Supplied data:
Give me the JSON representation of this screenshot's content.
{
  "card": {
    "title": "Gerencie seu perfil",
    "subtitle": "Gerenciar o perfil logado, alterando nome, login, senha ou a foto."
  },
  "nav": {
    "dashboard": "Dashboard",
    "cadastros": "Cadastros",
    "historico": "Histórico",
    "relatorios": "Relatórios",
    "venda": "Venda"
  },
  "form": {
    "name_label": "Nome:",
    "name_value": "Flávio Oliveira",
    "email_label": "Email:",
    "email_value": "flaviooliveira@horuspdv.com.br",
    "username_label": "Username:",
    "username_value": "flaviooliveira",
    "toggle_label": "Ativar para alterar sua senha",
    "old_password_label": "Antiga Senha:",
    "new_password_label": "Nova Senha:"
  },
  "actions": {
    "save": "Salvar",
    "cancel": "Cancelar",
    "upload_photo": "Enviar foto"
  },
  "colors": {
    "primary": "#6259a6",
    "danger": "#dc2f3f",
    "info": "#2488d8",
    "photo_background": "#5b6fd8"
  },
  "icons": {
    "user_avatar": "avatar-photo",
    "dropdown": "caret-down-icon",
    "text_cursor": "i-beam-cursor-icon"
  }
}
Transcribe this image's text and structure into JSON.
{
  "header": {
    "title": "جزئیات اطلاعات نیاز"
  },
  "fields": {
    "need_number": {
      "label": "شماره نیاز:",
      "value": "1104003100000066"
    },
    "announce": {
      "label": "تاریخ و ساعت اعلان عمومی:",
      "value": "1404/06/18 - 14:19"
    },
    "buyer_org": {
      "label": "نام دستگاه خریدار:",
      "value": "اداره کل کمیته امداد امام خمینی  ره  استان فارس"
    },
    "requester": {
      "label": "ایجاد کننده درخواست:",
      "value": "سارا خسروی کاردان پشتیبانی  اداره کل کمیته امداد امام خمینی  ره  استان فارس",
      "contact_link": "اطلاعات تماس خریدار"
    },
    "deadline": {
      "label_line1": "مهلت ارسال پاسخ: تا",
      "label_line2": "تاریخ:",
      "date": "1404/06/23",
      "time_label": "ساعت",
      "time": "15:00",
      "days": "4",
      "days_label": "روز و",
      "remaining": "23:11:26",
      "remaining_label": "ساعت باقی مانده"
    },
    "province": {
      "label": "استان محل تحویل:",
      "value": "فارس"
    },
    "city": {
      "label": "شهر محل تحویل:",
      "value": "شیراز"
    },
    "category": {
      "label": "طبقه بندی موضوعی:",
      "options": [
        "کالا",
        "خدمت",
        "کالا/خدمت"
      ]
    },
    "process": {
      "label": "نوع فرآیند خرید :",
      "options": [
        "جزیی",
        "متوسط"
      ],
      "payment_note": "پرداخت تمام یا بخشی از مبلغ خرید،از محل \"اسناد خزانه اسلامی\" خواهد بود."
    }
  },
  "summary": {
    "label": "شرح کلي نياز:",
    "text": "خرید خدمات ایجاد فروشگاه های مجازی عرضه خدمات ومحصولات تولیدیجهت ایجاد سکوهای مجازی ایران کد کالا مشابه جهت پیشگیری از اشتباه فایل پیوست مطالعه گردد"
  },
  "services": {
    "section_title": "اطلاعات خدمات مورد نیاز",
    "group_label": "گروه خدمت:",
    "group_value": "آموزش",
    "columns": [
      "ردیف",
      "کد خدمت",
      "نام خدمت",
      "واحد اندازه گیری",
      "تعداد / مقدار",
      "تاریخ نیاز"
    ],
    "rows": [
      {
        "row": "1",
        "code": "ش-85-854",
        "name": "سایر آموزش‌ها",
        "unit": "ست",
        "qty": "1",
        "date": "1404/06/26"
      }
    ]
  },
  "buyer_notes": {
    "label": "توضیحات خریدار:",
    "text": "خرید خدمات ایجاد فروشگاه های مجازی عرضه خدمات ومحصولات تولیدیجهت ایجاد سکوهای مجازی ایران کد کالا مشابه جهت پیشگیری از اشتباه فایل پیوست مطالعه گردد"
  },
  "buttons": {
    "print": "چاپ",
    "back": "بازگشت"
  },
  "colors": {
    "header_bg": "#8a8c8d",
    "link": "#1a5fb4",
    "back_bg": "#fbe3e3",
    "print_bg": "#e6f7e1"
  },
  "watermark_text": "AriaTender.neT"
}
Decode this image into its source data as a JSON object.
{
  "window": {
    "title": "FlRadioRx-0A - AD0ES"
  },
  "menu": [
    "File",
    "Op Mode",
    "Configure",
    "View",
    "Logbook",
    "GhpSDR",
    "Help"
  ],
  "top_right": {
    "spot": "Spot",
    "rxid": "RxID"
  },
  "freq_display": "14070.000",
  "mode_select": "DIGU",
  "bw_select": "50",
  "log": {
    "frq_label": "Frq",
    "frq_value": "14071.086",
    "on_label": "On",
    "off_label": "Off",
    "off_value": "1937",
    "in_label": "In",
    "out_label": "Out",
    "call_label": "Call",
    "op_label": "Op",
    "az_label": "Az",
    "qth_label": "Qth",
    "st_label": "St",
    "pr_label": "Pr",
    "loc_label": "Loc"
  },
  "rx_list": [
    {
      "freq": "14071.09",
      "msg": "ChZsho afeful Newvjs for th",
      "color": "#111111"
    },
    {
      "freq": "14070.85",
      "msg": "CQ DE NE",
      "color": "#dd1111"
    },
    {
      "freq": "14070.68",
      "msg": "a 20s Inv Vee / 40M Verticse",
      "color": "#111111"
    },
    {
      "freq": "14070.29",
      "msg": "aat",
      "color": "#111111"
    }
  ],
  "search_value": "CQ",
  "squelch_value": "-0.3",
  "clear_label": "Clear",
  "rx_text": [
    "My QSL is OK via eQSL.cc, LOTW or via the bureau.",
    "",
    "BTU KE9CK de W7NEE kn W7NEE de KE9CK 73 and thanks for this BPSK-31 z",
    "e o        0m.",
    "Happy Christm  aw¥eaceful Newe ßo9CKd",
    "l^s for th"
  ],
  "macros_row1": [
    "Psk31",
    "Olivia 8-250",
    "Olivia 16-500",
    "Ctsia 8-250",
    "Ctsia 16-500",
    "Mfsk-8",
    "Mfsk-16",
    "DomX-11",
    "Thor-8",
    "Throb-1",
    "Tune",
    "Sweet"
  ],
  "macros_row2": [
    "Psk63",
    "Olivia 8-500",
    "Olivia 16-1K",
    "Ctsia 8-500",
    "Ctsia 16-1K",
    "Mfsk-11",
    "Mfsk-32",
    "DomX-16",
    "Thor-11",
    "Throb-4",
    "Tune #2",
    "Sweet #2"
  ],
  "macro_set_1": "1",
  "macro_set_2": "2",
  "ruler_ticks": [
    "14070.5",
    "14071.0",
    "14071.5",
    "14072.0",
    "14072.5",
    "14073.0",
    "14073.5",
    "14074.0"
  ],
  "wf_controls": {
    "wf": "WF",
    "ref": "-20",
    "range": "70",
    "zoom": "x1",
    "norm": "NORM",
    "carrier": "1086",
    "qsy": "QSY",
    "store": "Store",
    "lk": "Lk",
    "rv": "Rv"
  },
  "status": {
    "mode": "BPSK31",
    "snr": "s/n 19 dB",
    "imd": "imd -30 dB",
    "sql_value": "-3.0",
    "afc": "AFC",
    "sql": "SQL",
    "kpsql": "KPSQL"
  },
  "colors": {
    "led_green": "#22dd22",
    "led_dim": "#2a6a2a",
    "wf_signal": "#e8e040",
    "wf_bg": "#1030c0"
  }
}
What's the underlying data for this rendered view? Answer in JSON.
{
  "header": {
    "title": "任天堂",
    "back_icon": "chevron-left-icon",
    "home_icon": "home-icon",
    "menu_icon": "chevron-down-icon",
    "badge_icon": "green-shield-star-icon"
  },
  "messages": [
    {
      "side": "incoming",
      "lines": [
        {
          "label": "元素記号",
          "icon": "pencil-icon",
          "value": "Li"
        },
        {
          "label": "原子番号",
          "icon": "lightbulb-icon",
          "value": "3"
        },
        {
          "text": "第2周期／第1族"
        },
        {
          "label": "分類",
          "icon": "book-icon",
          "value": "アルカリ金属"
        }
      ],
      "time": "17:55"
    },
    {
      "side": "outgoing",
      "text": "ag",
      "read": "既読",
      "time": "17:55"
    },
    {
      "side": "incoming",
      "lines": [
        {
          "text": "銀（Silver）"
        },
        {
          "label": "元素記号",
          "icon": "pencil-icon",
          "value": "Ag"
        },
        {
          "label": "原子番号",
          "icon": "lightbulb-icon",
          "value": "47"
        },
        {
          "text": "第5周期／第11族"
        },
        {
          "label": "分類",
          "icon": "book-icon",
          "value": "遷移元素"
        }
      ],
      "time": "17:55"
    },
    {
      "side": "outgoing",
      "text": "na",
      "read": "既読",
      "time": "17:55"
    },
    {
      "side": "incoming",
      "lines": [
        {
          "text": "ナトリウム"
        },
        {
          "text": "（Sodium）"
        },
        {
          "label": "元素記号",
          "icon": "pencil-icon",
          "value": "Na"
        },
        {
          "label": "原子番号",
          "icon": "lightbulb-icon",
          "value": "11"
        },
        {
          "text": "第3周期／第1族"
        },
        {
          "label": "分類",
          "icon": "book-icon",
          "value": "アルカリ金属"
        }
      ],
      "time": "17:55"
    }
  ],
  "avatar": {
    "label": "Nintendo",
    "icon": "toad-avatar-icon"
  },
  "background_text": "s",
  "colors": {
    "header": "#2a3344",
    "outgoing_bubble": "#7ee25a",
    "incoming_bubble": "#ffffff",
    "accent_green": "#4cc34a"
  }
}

Given task:
Select, from the listing, all lines that include the word "ساعت".

Solved exercise:
      "label": "تاریخ و ساعت اعلان عمومی:",
      "time_label": "ساعت",
      "remaining_label": "ساعت باقی مانده"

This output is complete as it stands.